---------- Texto original
Configuró hábilmente el “cinismo de la nueva revolución
capitalista – la primera verdadera revolución derechista”. Semejante
revolución, argumentó, “desde un punto de vista antropológico –en términos de
la fundación de una nueva ‘cultura’– implica hombres sin ningún vínculo con el
pasado, que viven en la ‘imponderabilidad’. Por lo tanto la única expectativa
existencial posible es el consumismo y la satisfacción de sus impulsos
hedonistas.” Es la mordaz crítica de la “sociedad del espectáculo de Guy Debord
en los años sesenta expandida al oscuro horizonte cultural de “el sueño de
acabó” de los años setenta.
--------------------
---------- Entradas proporcionadas
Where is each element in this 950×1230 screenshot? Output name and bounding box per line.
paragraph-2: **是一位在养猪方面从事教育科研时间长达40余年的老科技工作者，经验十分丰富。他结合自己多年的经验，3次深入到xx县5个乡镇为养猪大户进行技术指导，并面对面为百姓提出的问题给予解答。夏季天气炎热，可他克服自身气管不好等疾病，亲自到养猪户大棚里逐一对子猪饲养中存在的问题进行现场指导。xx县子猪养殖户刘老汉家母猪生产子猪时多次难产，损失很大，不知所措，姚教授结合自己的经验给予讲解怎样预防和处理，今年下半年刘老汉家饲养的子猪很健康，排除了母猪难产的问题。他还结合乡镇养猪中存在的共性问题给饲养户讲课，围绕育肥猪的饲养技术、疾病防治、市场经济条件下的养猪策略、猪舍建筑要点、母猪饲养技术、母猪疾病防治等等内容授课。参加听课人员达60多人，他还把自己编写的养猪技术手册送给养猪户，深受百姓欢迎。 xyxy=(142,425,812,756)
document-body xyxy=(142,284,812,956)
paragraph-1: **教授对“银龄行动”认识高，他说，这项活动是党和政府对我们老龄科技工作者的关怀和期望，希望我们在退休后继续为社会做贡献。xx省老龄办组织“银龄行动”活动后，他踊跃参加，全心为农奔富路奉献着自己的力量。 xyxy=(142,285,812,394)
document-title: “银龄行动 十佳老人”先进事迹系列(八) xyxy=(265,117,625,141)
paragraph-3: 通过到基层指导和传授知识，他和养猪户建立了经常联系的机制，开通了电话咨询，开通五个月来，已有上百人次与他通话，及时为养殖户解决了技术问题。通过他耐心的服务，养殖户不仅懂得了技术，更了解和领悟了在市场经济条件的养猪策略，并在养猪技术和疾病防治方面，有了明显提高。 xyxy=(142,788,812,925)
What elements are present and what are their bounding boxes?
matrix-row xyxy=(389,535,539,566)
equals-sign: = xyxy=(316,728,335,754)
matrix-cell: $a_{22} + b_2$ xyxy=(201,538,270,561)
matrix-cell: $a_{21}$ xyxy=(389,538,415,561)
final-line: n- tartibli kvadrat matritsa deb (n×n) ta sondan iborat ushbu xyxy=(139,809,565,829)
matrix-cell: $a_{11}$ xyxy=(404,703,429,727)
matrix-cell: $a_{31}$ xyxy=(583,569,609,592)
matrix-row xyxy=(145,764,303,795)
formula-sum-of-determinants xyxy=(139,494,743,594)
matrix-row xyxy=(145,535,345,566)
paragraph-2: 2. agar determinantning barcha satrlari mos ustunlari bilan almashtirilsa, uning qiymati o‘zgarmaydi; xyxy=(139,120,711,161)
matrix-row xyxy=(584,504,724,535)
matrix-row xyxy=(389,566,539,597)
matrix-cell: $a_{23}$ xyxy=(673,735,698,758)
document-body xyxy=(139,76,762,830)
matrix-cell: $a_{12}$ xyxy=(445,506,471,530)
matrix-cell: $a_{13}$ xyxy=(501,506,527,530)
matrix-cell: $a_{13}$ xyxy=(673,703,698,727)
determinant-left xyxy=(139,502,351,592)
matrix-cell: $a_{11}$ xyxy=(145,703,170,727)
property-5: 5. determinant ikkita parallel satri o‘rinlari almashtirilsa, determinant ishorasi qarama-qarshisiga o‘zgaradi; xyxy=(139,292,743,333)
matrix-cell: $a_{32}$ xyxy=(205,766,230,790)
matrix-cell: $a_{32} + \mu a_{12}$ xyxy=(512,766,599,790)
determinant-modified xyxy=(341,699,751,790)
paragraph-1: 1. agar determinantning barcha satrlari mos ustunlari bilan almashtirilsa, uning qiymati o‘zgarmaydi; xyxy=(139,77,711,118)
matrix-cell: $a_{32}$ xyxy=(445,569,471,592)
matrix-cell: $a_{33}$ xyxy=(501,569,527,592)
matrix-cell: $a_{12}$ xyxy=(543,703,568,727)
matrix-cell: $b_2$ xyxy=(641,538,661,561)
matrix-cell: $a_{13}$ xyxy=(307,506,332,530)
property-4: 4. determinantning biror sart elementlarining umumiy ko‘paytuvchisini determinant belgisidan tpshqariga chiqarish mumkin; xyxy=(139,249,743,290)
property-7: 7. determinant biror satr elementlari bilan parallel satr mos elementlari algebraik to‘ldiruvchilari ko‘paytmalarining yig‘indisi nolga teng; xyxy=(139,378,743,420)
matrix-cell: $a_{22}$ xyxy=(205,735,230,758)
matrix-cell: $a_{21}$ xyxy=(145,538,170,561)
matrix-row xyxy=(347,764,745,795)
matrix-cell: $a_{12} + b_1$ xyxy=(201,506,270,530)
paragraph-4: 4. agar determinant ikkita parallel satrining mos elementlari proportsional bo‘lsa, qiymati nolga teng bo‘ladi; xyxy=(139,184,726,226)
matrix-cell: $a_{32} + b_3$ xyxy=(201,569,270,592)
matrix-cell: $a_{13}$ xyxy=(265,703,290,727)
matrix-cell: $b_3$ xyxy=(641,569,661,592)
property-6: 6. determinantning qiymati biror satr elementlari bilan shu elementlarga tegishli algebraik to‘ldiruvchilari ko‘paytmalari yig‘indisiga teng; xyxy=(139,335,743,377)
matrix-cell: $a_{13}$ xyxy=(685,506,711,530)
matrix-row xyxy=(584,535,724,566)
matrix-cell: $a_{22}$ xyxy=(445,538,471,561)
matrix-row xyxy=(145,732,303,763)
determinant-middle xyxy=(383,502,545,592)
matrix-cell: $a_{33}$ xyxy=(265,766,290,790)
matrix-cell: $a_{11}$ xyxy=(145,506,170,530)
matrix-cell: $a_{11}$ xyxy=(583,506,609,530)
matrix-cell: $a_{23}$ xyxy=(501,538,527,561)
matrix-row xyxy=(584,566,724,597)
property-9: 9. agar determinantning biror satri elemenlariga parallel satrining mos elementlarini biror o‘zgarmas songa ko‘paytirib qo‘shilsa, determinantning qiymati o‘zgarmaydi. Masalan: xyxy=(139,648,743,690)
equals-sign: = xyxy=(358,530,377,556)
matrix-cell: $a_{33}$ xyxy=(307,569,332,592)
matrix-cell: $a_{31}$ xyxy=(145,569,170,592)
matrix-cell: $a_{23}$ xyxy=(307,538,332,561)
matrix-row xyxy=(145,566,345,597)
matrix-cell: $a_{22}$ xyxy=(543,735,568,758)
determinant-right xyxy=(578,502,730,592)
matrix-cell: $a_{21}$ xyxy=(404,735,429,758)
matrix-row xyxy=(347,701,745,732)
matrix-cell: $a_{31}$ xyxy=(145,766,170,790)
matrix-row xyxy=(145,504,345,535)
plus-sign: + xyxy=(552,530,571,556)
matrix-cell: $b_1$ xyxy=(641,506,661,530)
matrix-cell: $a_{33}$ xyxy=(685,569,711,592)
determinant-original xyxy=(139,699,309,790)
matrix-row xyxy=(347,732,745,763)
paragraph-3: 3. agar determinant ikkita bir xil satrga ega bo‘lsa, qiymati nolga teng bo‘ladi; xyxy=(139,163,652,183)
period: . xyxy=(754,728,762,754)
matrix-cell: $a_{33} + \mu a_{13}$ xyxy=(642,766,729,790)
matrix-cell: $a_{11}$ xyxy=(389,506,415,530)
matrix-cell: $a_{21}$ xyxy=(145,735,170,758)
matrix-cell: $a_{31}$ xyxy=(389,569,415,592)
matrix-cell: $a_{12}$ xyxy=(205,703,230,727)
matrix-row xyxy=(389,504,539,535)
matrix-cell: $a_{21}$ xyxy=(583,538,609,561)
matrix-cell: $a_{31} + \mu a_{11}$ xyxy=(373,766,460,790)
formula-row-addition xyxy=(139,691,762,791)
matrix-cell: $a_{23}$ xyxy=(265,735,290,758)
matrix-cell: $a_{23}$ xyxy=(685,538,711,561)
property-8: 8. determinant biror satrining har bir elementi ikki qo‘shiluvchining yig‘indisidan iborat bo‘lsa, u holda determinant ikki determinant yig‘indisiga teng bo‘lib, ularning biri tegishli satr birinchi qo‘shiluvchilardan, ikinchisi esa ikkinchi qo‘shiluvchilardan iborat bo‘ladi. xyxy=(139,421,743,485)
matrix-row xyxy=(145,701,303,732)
--------------------
* _Enunciado 1_: ¿Podrías anotar tal cual todo lo que va desde el comienzo de las entradas hasta la línea que contiene "matrix-row xyxy=(389,535,539,566)", incluidas ambas?
* _Enunciado 2_: ¿Puedes prolongar el texto sobre la crítica de la revolución capitalista y el consumismo a partir de su última oración?
El texto y las entradas son materiales independientes entre sí.

* _Respuesta correcta 1_:
Where is each element in this 950×1230 screenshot? Output name and bounding box per line.
paragraph-2: **是一位在养猪方面从事教育科研时间长达40余年的老科技工作者，经验十分丰富。他结合自己多年的经验，3次深入到xx县5个乡镇为养猪大户进行技术指导，并面对面为百姓提出的问题给予解答。夏季天气炎热，可他克服自身气管不好等疾病，亲自到养猪户大棚里逐一对子猪饲养中存在的问题进行现场指导。xx县子猪养殖户刘老汉家母猪生产子猪时多次难产，损失很大，不知所措，姚教授结合自己的经验给予讲解怎样预防和处理，今年下半年刘老汉家饲养的子猪很健康，排除了母猪难产的问题。他还结合乡镇养猪中存在的共性问题给饲养户讲课，围绕育肥猪的饲养技术、疾病防治、市场经济条件下的养猪策略、猪舍建筑要点、母猪饲养技术、母猪疾病防治等等内容授课。参加听课人员达60多人，他还把自己编写的养猪技术手册送给养猪户，深受百姓欢迎。 xyxy=(142,425,812,756)
document-body xyxy=(142,284,812,956)
paragraph-1: **教授对“银龄行动”认识高，他说，这项活动是党和政府对我们老龄科技工作者的关怀和期望，希望我们在退休后继续为社会做贡献。xx省老龄办组织“银龄行动”活动后，他踊跃参加，全心为农奔富路奉献着自己的力量。 xyxy=(142,285,812,394)
document-title: “银龄行动 十佳老人”先进事迹系列(八) xyxy=(265,117,625,141)
paragraph-3: 通过到基层指导和传授知识，他和养猪户建立了经常联系的机制，开通了电话咨询，开通五个月来，已有上百人次与他通话，及时为养殖户解决了技术问题。通过他耐心的服务，养殖户不仅懂得了技术，更了解和领悟了在市场经济条件的养猪策略，并在养猪技术和疾病防治方面，有了明显提高。 xyxy=(142,788,812,925)
What elements are present and what are their bounding boxes?
matrix-row xyxy=(389,535,539,566)

* _Respuesta correcta 2_:
En ese entonces, esto era material radiactivo. Pasolini no
tenía contemplaciones; si el consumismo había sacado Italia de la pobreza “para
satisfacerla con un bienestar” y una cierta cultura no popular, el resultado
humillante fue obtenido “mimando a la pequeña burguesía, estúpida escuela
obligatoria y televisión delincuente”. Pasolini solía ridiculizar a la
burguesía italiana como “la más ignorante de toda Europa” (bueno, en esto se
equivocaba; la burguesía española realmente se lleva la palma).
Así surgió un nuevo modo de producción de cultura
–construida sobre el “genocidio de culturas precedentes”– así como una nueva
especie burguesa. Si solo Pasolini hubiera sobrevivido para verla actuando de
gala, como Homo Berlusconis.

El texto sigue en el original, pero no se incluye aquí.